**TASK PROMPT:** Reproduce every one of the following lines verbatim, omitting the pictures.

[Region annotation records]
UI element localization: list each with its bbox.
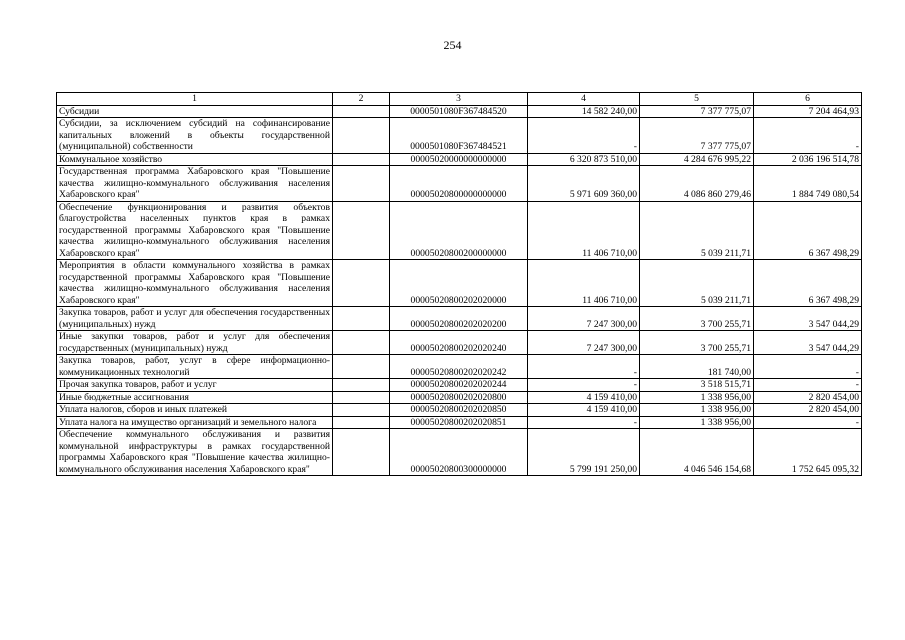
row-name-cell: Уплата налога на имущество организаций и земельного налога [57,416,333,429]
row-value-col5: 4 086 860 279,46 [640,166,754,202]
row-value-col4: 5 971 609 360,00 [528,166,640,202]
row-col2-cell [333,307,390,331]
row-col2-cell [333,118,390,154]
row-value-col6: - [754,355,862,379]
table-row [57,429,862,476]
table-row [57,331,862,355]
row-code-cell: 00005020800300000000 [390,429,528,476]
row-code-cell: 00005020800202020244 [390,379,528,392]
row-value-col5: 1 338 956,00 [640,404,754,417]
row-value-col5: 1 338 956,00 [640,391,754,404]
row-value-col6: 7 204 464,93 [754,105,862,118]
row-name-cell: Уплата налогов, сборов и иных платежей [57,404,333,417]
row-value-col5: 7 377 775,07 [640,118,754,154]
table-row [57,166,862,202]
row-name-cell: Субсидии [57,105,333,118]
budget-table [56,92,862,476]
row-code-cell: 0000501080F367484521 [390,118,528,154]
row-code-cell: 00005020800202020850 [390,404,528,417]
row-code-cell: 00005020800202020240 [390,331,528,355]
row-code-cell: 00005020800202020800 [390,391,528,404]
row-name-cell: Коммунальное хозяйство [57,153,333,166]
header-cell-4: 4 [528,93,640,106]
row-value-col6: 2 820 454,00 [754,404,862,417]
row-value-col6: - [754,379,862,392]
row-name-cell: Государственная программа Хабаровского края "Повышение качества жилищно-коммунального обслуживания населения Хабаровского края" [57,166,333,202]
table-row [57,307,862,331]
row-value-col4: 11 406 710,00 [528,260,640,307]
row-col2-cell [333,355,390,379]
table-header-row [57,93,862,106]
row-value-col5: 1 338 956,00 [640,416,754,429]
row-col2-cell [333,404,390,417]
row-code-cell: 00005020800202020000 [390,260,528,307]
row-name-cell: Иные бюджетные ассигнования [57,391,333,404]
row-value-col4: - [528,416,640,429]
row-code-cell: 00005020000000000000 [390,153,528,166]
header-cell-5: 5 [640,93,754,106]
row-value-col5: 5 039 211,71 [640,260,754,307]
row-code-cell: 00005020800200000000 [390,201,528,260]
header-cell-2: 2 [333,93,390,106]
table-row [57,153,862,166]
row-code-cell: 00005020800202020200 [390,307,528,331]
row-value-col6: - [754,118,862,154]
row-value-col4: 5 799 191 250,00 [528,429,640,476]
table-row [57,105,862,118]
table-row [57,260,862,307]
row-value-col4: 6 320 873 510,00 [528,153,640,166]
row-value-col4: - [528,118,640,154]
row-col2-cell [333,153,390,166]
row-value-col4: 11 406 710,00 [528,201,640,260]
row-col2-cell [333,166,390,202]
row-name-cell: Субсидии, за исключением субсидий на софинансирование капитальных вложений в объекты государственной (муниципальной) собственности [57,118,333,154]
row-name-cell: Закупка товаров, работ и услуг для обеспечения государственных (муниципальных) нужд [57,307,333,331]
row-value-col4: - [528,355,640,379]
row-name-cell: Закупка товаров, работ, услуг в сфере информационно-коммуникационных технологий [57,355,333,379]
row-value-col6: 3 547 044,29 [754,307,862,331]
row-name-cell: Обеспечение функционирования и развития объектов благоустройства населенных пунктов края в рамках государственной программы Хабаровского края "Повышение качества жилищно-коммунального обслуживания населения Хабаровского края" [57,201,333,260]
table-row [57,404,862,417]
row-code-cell: 00005020800000000000 [390,166,528,202]
row-value-col5: 181 740,00 [640,355,754,379]
row-value-col4: 14 582 240,00 [528,105,640,118]
row-col2-cell [333,379,390,392]
row-value-col4: 4 159 410,00 [528,391,640,404]
row-value-col5: 4 046 546 154,68 [640,429,754,476]
table-row [57,416,862,429]
row-value-col6: 3 547 044,29 [754,331,862,355]
row-value-col5: 5 039 211,71 [640,201,754,260]
row-value-col4: - [528,379,640,392]
row-col2-cell [333,391,390,404]
row-code-cell: 0000501080F367484520 [390,105,528,118]
table-row [57,118,862,154]
row-col2-cell [333,201,390,260]
page-number: 254 [443,38,462,52]
row-col2-cell [333,260,390,307]
row-name-cell: Прочая закупка товаров, работ и услуг [57,379,333,392]
row-value-col6: 2 036 196 514,78 [754,153,862,166]
row-col2-cell [333,105,390,118]
row-value-col4: 7 247 300,00 [528,331,640,355]
row-value-col6: 1 884 749 080,54 [754,166,862,202]
table-row [57,355,862,379]
row-code-cell: 00005020800202020851 [390,416,528,429]
row-value-col4: 7 247 300,00 [528,307,640,331]
row-value-col5: 3 518 515,71 [640,379,754,392]
table-row [57,391,862,404]
row-value-col5: 3 700 255,71 [640,307,754,331]
row-value-col5: 4 284 676 995,22 [640,153,754,166]
row-name-cell: Иные закупки товаров, работ и услуг для обеспечения государственных (муниципальных) нужд [57,331,333,355]
row-value-col6: 1 752 645 095,32 [754,429,862,476]
table-row [57,201,862,260]
row-col2-cell [333,429,390,476]
row-value-col5: 3 700 255,71 [640,331,754,355]
row-value-col6: - [754,416,862,429]
row-value-col6: 2 820 454,00 [754,391,862,404]
row-value-col6: 6 367 498,29 [754,260,862,307]
row-value-col4: 4 159 410,00 [528,404,640,417]
header-cell-6: 6 [754,93,862,106]
row-value-col5: 7 377 775,07 [640,105,754,118]
row-name-cell: Мероприятия в области коммунального хозяйства в рамках государственной программы Хабаровского края "Повышение качества жилищно-коммунального обслуживания населения Хабаровского края" [57,260,333,307]
row-col2-cell [333,331,390,355]
row-value-col6: 6 367 498,29 [754,201,862,260]
row-name-cell: Обеспечение коммунального обслуживания и развития коммунальной инфраструктуры в рамках государственной программы Хабаровского края "Повышение качества жилищно-коммунального обслуживания населения Хабаровского края" [57,429,333,476]
table-row [57,379,862,392]
header-cell-1: 1 [57,93,333,106]
row-code-cell: 00005020800202020242 [390,355,528,379]
header-cell-3: 3 [390,93,528,106]
row-col2-cell [333,416,390,429]
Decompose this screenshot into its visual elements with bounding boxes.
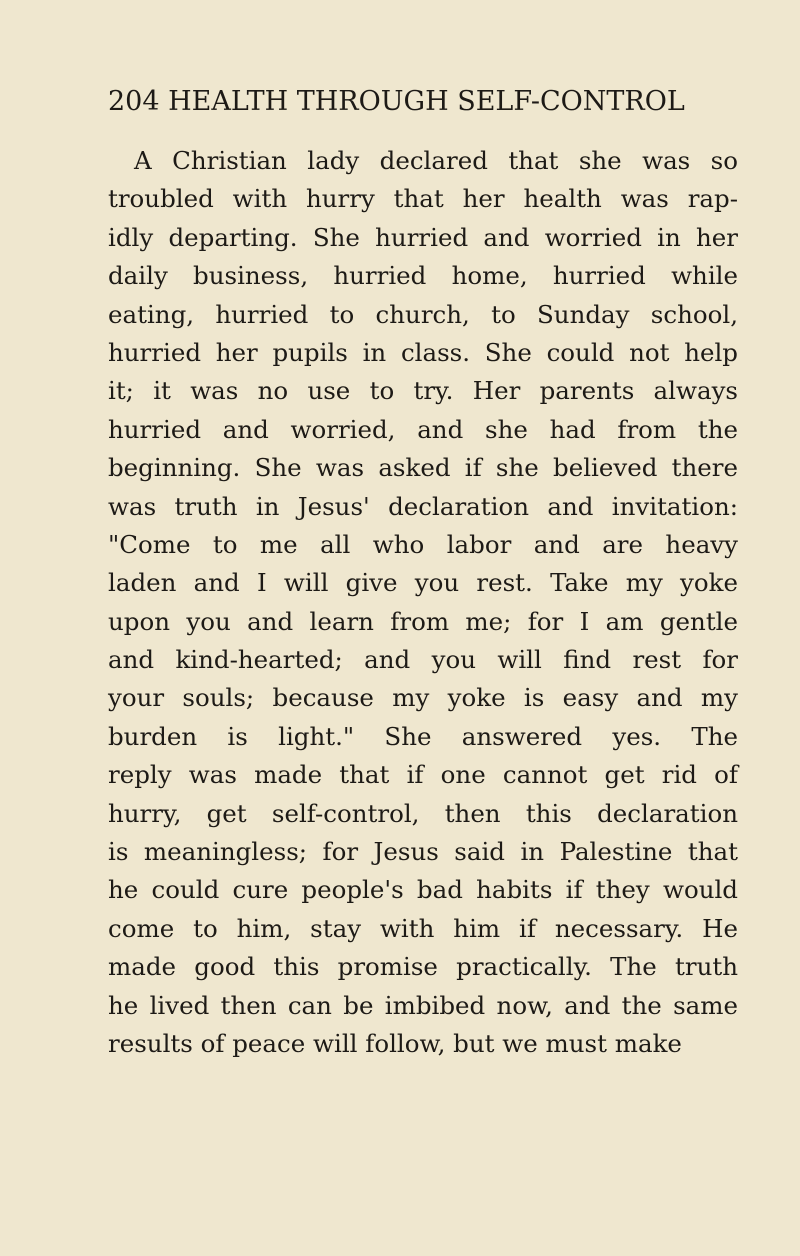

**TASK RESULT:**
UI element localization: list each with its bbox.
row-name-cell: Уплата налога на имущество организаций и земельного налога [57,416,333,429]
row-value-col5: 4 086 860 279,46 [640,166,754,202]
row-value-col4: 5 971 609 360,00 [528,166,640,202]
row-col2-cell [333,307,390,331]
row-col2-cell [333,118,390,154]
row-value-col6: - [754,355,862,379]
table-row [57,429,862,476]
table-row [57,331,862,355]
row-code-cell: 00005020800300000000 [390,429,528,476]
row-code-cell: 00005020800202020244 [390,379,528,392]
row-value-col5: 1 338 956,00 [640,404,754,417]
row-value-col5: 1 338 956,00 [640,391,754,404]
row-value-col6: 7 204 464,93 [754,105,862,118]
row-name-cell: Уплата налогов, сборов и иных платежей [57,404,333,417]
row-value-col5: 7 377 775,07 [640,118,754,154]
table-row [57,166,862,202]
row-name-cell: Субсидии [57,105,333,118]
budget-table [56,92,862,476]
row-code-cell: 0000501080F367484521 [390,118,528,154]
row-code-cell: 00005020800202020850 [390,404,528,417]
row-code-cell: 00005020800202020240 [390,331,528,355]
row-code-cell: 00005020800202020800 [390,391,528,404]
row-name-cell: Коммунальное хозяйство [57,153,333,166]
header-cell-4: 4 [528,93,640,106]
row-value-col6: 2 820 454,00 [754,404,862,417]
row-value-col6: - [754,379,862,392]
row-name-cell: Государственная программа Хабаровского края "Повышение качества жилищно-коммунального обслуживания населения Хабаровского края" [57,166,333,202]
table-row [57,307,862,331]
row-value-col4: 11 406 710,00 [528,260,640,307]
row-col2-cell [333,355,390,379]
table-header-row [57,93,862,106]
row-value-col5: 1 338 956,00 [640,416,754,429]
row-col2-cell [333,404,390,417]
row-code-cell: 00005020800202020000 [390,260,528,307]
row-name-cell: Иные бюджетные ассигнования [57,391,333,404]
row-value-col4: - [528,416,640,429]
row-code-cell: 00005020000000000000 [390,153,528,166]
header-cell-5: 5 [640,93,754,106]
row-value-col5: 5 039 211,71 [640,260,754,307]
row-code-cell: 00005020800200000000 [390,201,528,260]
header-cell-2: 2 [333,93,390,106]
table-row [57,153,862,166]
row-code-cell: 00005020800202020200 [390,307,528,331]
row-value-col6: - [754,118,862,154]
row-value-col4: 5 799 191 250,00 [528,429,640,476]
table-row [57,105,862,118]
table-row [57,260,862,307]
row-value-col4: 6 320 873 510,00 [528,153,640,166]
row-value-col4: - [528,118,640,154]
row-col2-cell [333,153,390,166]
row-value-col4: 11 406 710,00 [528,201,640,260]
row-col2-cell [333,166,390,202]
row-name-cell: Субсидии, за исключением субсидий на софинансирование капитальных вложений в объекты государственной (муниципальной) собственности [57,118,333,154]
row-name-cell: Закупка товаров, работ и услуг для обеспечения государственных (муниципальных) нужд [57,307,333,331]
row-value-col4: - [528,355,640,379]
row-name-cell: Закупка товаров, работ, услуг в сфере информационно-коммуникационных технологий [57,355,333,379]
row-value-col6: 3 547 044,29 [754,307,862,331]
row-name-cell: Обеспечение функционирования и развития объектов благоустройства населенных пунктов края в рамках государственной программы Хабаровского края "Повышение качества жилищно-коммунального обслуживания населения Хабаровского края" [57,201,333,260]
table-row [57,404,862,417]
row-code-cell: 00005020800000000000 [390,166,528,202]
row-value-col5: 181 740,00 [640,355,754,379]
row-value-col4: 14 582 240,00 [528,105,640,118]
row-col2-cell [333,379,390,392]
row-value-col4: 4 159 410,00 [528,391,640,404]
row-value-col5: 4 046 546 154,68 [640,429,754,476]
table-row [57,416,862,429]
row-value-col6: 3 547 044,29 [754,331,862,355]
row-value-col5: 5 039 211,71 [640,201,754,260]
row-value-col4: - [528,379,640,392]
row-col2-cell [333,391,390,404]
row-code-cell: 0000501080F367484520 [390,105,528,118]
table-row [57,118,862,154]
row-col2-cell [333,201,390,260]
page-number: 254 [443,38,462,52]
row-col2-cell [333,260,390,307]
row-name-cell: Прочая закупка товаров, работ и услуг [57,379,333,392]
row-value-col6: 2 036 196 514,78 [754,153,862,166]
row-col2-cell [333,105,390,118]
row-value-col4: 7 247 300,00 [528,331,640,355]
row-value-col6: 1 884 749 080,54 [754,166,862,202]
table-row [57,355,862,379]
row-code-cell: 00005020800202020851 [390,416,528,429]
row-value-col4: 7 247 300,00 [528,307,640,331]
row-value-col5: 3 518 515,71 [640,379,754,392]
table-row [57,391,862,404]
row-value-col5: 3 700 255,71 [640,307,754,331]
row-value-col5: 4 284 676 995,22 [640,153,754,166]
row-name-cell: Иные закупки товаров, работ и услуг для обеспечения государственных (муниципальных) нужд [57,331,333,355]
row-value-col6: 1 752 645 095,32 [754,429,862,476]
table-row [57,201,862,260]
row-col2-cell [333,429,390,476]
row-value-col5: 3 700 255,71 [640,331,754,355]
row-value-col6: - [754,416,862,429]
row-value-col6: 2 820 454,00 [754,391,862,404]
row-value-col6: 6 367 498,29 [754,260,862,307]
row-value-col4: 4 159 410,00 [528,404,640,417]
header-cell-6: 6 [754,93,862,106]
row-value-col5: 7 377 775,07 [640,105,754,118]
row-name-cell: Мероприятия в области коммунального хозяйства в рамках государственной программы Хабаровского края "Повышение качества жилищно-коммунального обслуживания населения Хабаровского края" [57,260,333,307]
row-col2-cell [333,331,390,355]
row-value-col6: 6 367 498,29 [754,201,862,260]
row-name-cell: Обеспечение коммунального обслуживания и развития коммунальной инфраструктуры в рамках государственной программы Хабаровского края "Повышение качества жилищно-коммунального обслуживания населения Хабаровского края" [57,429,333,476]
table-row [57,379,862,392]
header-cell-1: 1 [57,93,333,106]
row-code-cell: 00005020800202020242 [390,355,528,379]
header-cell-3: 3 [390,93,528,106]
row-col2-cell [333,416,390,429]
Decompose this screenshot into its visual elements with bounding boxes.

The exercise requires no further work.